Dataset entries on figures
++++++

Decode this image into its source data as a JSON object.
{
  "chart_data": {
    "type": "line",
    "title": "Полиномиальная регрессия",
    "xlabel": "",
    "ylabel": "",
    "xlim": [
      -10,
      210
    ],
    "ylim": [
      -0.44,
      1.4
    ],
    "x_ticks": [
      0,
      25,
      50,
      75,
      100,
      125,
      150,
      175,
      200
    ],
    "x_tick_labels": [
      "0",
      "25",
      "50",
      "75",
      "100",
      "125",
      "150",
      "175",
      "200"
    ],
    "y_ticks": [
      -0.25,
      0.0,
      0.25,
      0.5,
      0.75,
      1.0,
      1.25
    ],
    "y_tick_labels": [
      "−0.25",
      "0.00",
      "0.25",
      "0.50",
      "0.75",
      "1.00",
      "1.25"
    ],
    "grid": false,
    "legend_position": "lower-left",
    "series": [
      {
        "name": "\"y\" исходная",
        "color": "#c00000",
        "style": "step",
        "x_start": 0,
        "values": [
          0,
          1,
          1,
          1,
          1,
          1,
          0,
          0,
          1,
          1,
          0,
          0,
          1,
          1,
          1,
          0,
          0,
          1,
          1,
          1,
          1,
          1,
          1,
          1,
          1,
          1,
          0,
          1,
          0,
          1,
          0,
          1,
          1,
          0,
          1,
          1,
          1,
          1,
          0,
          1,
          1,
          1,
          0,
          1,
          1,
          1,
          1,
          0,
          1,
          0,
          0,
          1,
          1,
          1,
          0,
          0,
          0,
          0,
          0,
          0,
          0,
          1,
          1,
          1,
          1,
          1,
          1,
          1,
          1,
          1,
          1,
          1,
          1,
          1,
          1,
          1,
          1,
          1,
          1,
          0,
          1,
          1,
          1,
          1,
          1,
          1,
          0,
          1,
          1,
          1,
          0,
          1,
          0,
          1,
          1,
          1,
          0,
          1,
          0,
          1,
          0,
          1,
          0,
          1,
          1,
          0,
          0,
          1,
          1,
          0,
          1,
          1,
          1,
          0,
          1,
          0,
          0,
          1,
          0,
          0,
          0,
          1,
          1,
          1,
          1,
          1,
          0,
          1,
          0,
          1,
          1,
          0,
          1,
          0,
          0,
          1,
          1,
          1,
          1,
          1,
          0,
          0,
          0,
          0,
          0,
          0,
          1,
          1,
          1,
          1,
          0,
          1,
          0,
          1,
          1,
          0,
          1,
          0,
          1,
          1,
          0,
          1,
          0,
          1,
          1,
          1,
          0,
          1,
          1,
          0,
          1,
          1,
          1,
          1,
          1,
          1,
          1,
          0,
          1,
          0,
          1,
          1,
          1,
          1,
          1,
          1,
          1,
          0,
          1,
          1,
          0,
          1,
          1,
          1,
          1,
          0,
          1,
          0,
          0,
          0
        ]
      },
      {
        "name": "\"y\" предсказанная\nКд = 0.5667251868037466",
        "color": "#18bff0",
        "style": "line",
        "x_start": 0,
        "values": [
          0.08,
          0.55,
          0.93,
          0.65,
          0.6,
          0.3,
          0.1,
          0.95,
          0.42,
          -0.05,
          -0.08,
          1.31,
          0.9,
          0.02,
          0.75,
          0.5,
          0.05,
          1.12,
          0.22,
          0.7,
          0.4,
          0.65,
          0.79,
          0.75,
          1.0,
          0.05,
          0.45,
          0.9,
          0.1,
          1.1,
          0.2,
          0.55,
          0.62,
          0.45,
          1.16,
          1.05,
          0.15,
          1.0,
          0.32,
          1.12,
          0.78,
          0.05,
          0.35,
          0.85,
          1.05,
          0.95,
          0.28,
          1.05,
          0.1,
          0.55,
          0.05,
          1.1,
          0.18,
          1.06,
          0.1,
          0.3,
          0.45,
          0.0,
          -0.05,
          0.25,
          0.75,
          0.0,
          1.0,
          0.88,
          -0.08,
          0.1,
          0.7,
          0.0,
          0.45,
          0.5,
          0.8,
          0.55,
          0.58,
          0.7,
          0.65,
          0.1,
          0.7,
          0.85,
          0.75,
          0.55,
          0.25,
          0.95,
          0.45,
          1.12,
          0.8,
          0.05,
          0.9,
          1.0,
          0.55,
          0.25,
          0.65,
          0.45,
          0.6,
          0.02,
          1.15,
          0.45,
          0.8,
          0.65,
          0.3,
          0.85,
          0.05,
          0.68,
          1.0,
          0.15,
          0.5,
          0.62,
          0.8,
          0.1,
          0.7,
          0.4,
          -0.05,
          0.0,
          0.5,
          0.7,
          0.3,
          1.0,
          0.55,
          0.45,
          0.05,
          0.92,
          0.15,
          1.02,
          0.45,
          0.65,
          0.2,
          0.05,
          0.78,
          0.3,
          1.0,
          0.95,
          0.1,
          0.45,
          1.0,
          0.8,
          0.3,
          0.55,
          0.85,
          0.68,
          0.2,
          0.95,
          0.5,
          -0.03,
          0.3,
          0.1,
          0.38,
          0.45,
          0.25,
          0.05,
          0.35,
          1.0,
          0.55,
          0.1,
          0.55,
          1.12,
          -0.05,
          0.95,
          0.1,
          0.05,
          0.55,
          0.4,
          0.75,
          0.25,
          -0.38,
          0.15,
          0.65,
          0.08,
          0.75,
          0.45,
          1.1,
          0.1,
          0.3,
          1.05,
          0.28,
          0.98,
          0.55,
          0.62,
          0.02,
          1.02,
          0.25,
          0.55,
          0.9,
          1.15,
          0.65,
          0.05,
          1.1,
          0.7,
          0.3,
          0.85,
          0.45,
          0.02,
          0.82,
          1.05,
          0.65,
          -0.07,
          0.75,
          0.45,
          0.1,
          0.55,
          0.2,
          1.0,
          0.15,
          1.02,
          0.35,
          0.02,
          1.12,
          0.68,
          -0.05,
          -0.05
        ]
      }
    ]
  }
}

++++++

» The task
Set down all of the entries exactly, please.

» Answer below
Decode this image into its source data as a JSON object.
{
  "chart_data": {
    "type": "line",
    "title": "Полиномиальная регрессия",
    "xlabel": "",
    "ylabel": "",
    "xlim": [
      -10,
      210
    ],
    "ylim": [
      -0.44,
      1.4
    ],
    "x_ticks": [
      0,
      25,
      50,
      75,
      100,
      125,
      150,
      175,
      200
    ],
    "x_tick_labels": [
      "0",
      "25",
      "50",
      "75",
      "100",
      "125",
      "150",
      "175",
      "200"
    ],
    "y_ticks": [
      -0.25,
      0.0,
      0.25,
      0.5,
      0.75,
      1.0,
      1.25
    ],
    "y_tick_labels": [
      "−0.25",
      "0.00",
      "0.25",
      "0.50",
      "0.75",
      "1.00",
      "1.25"
    ],
    "grid": false,
    "legend_position": "lower-left",
    "series": [
      {
        "name": "\"y\" исходная",
        "color": "#c00000",
        "style": "step",
        "x_start": 0,
        "values": [
          0,
          1,
          1,
          1,
          1,
          1,
          0,
          0,
          1,
          1,
          0,
          0,
          1,
          1,
          1,
          0,
          0,
          1,
          1,
          1,
          1,
          1,
          1,
          1,
          1,
          1,
          0,
          1,
          0,
          1,
          0,
          1,
          1,
          0,
          1,
          1,
          1,
          1,
          0,
          1,
          1,
          1,
          0,
          1,
          1,
          1,
          1,
          0,
          1,
          0,
          0,
          1,
          1,
          1,
          0,
          0,
          0,
          0,
          0,
          0,
          0,
          1,
          1,
          1,
          1,
          1,
          1,
          1,
          1,
          1,
          1,
          1,
          1,
          1,
          1,
          1,
          1,
          1,
          1,
          0,
          1,
          1,
          1,
          1,
          1,
          1,
          0,
          1,
          1,
          1,
          0,
          1,
          0,
          1,
          1,
          1,
          0,
          1,
          0,
          1,
          0,
          1,
          0,
          1,
          1,
          0,
          0,
          1,
          1,
          0,
          1,
          1,
          1,
          0,
          1,
          0,
          0,
          1,
          0,
          0,
          0,
          1,
          1,
          1,
          1,
          1,
          0,
          1,
          0,
          1,
          1,
          0,
          1,
          0,
          0,
          1,
          1,
          1,
          1,
          1,
          0,
          0,
          0,
          0,
          0,
          0,
          1,
          1,
          1,
          1,
          0,
          1,
          0,
          1,
          1,
          0,
          1,
          0,
          1,
          1,
          0,
          1,
          0,
          1,
          1,
          1,
          0,
          1,
          1,
          0,
          1,
          1,
          1,
          1,
          1,
          1,
          1,
          0,
          1,
          0,
          1,
          1,
          1,
          1,
          1,
          1,
          1,
          0,
          1,
          1,
          0,
          1,
          1,
          1,
          1,
          0,
          1,
          0,
          0,
          0
        ]
      },
      {
        "name": "\"y\" предсказанная\nКд = 0.5667251868037466",
        "color": "#18bff0",
        "style": "line",
        "x_start": 0,
        "values": [
          0.08,
          0.55,
          0.93,
          0.65,
          0.6,
          0.3,
          0.1,
          0.95,
          0.42,
          -0.05,
          -0.08,
          1.31,
          0.9,
          0.02,
          0.75,
          0.5,
          0.05,
          1.12,
          0.22,
          0.7,
          0.4,
          0.65,
          0.79,
          0.75,
          1.0,
          0.05,
          0.45,
          0.9,
          0.1,
          1.1,
          0.2,
          0.55,
          0.62,
          0.45,
          1.16,
          1.05,
          0.15,
          1.0,
          0.32,
          1.12,
          0.78,
          0.05,
          0.35,
          0.85,
          1.05,
          0.95,
          0.28,
          1.05,
          0.1,
          0.55,
          0.05,
          1.1,
          0.18,
          1.06,
          0.1,
          0.3,
          0.45,
          0.0,
          -0.05,
          0.25,
          0.75,
          0.0,
          1.0,
          0.88,
          -0.08,
          0.1,
          0.7,
          0.0,
          0.45,
          0.5,
          0.8,
          0.55,
          0.58,
          0.7,
          0.65,
          0.1,
          0.7,
          0.85,
          0.75,
          0.55,
          0.25,
          0.95,
          0.45,
          1.12,
          0.8,
          0.05,
          0.9,
          1.0,
          0.55,
          0.25,
          0.65,
          0.45,
          0.6,
          0.02,
          1.15,
          0.45,
          0.8,
          0.65,
          0.3,
          0.85,
          0.05,
          0.68,
          1.0,
          0.15,
          0.5,
          0.62,
          0.8,
          0.1,
          0.7,
          0.4,
          -0.05,
          0.0,
          0.5,
          0.7,
          0.3,
          1.0,
          0.55,
          0.45,
          0.05,
          0.92,
          0.15,
          1.02,
          0.45,
          0.65,
          0.2,
          0.05,
          0.78,
          0.3,
          1.0,
          0.95,
          0.1,
          0.45,
          1.0,
          0.8,
          0.3,
          0.55,
          0.85,
          0.68,
          0.2,
          0.95,
          0.5,
          -0.03,
          0.3,
          0.1,
          0.38,
          0.45,
          0.25,
          0.05,
          0.35,
          1.0,
          0.55,
          0.1,
          0.55,
          1.12,
          -0.05,
          0.95,
          0.1,
          0.05,
          0.55,
          0.4,
          0.75,
          0.25,
          -0.38,
          0.15,
          0.65,
          0.08,
          0.75,
          0.45,
          1.1,
          0.1,
          0.3,
          1.05,
          0.28,
          0.98,
          0.55,
          0.62,
          0.02,
          1.02,
          0.25,
          0.55,
          0.9,
          1.15,
          0.65,
          0.05,
          1.1,
          0.7,
          0.3,
          0.85,
          0.45,
          0.02,
          0.82,
          1.05,
          0.65,
          -0.07,
          0.75,
          0.45,
          0.1,
          0.55,
          0.2,
          1.0,
          0.15,
          1.02,
          0.35,
          0.02,
          1.12,
          0.68,
          -0.05,
          -0.05
        ]
      }
    ]
  }
}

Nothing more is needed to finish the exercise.